• Dataset
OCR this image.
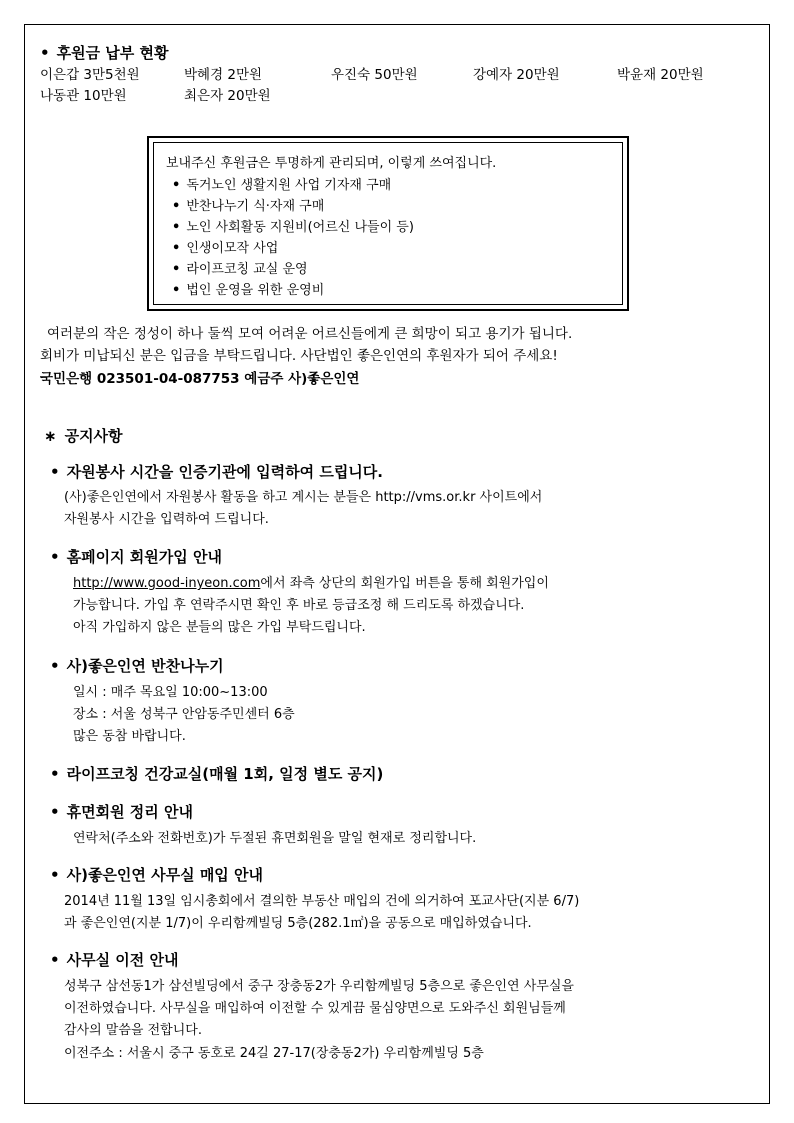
• 후원금 납부 현황
이은갑 3만5천원	박혜경 2만원	우진숙 50만원	강예자 20만원	박윤재 20만원
나동관 10만원	최은자 20만원
보내주신 후원금은 투명하게 관리되며, 이렇게 쓰여집니다.
• 독거노인 생활지원 사업 기자재 구매
• 반찬나누기 식·자재 구매
• 노인 사회활동 지원비(어르신 나들이 등)
• 인생이모작 사업
• 라이프코칭 교실 운영
• 법인 운영을 위한 운영비
여러분의 작은 정성이 하나 둘씩 모여 어려운 어르신들에게 큰 희망이 되고 용기가 됩니다.
회비가 미납되신 분은 입금을 부탁드립니다. 사단법인 좋은인연의 후원자가 되어 주세요!
국민은행 023501-04-087753 예금주 사)좋은인연
∗ 공지사항
• 자원봉사 시간을 인증기관에 입력하여 드립니다.
(사)좋은인연에서 자원봉사 활동을 하고 계시는 분들은 http://vms.or.kr 사이트에서
자원봉사 시간을 입력하여 드립니다.
• 홈페이지 회원가입 안내
http://www.good-inyeon.com에서 좌측 상단의 회원가입 버튼을 통해 회원가입이
가능합니다. 가입 후 연락주시면 확인 후 바로 등급조정 해 드리도록 하겠습니다.
아직 가입하지 않은 분들의 많은 가입 부탁드립니다.
• 사)좋은인연 반찬나누기
일시 : 매주 목요일 10:00~13:00
장소 : 서울 성북구 안암동주민센터 6층
많은 동참 바랍니다.
• 라이프코칭 건강교실(매월 1회, 일정 별도 공지)
• 휴면회원 정리 안내
연락처(주소와 전화번호)가 두절된 휴면회원을 말일 현재로 정리합니다.
• 사)좋은인연 사무실 매입 안내
2014년 11월 13일 임시총회에서 결의한 부동산 매입의 건에 의거하여 포교사단(지분 6/7)
과 좋은인연(지분 1/7)이 우리함께빌딩 5층(282.1㎡)을 공동으로 매입하였습니다.
• 사무실 이전 안내
성북구 삼선동1가 삼선빌딩에서 중구 장충동2가 우리함께빌딩 5층으로 좋은인연 사무실을
이전하였습니다. 사무실을 매입하여 이전할 수 있게끔 물심양면으로 도와주신 회원님들께
감사의 말씀을 전합니다.
이전주소 : 서울시 중구 동호로 24길 27-17(장충동2가) 우리함께빌딩 5층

• Task instructions
Extract each line from the listing that holds the word "회원가입".

• Exercise output
• 홈페이지 회원가입 안내
http://www.good-inyeon.com에서 좌측 상단의 회원가입 버튼을 통해 회원가입이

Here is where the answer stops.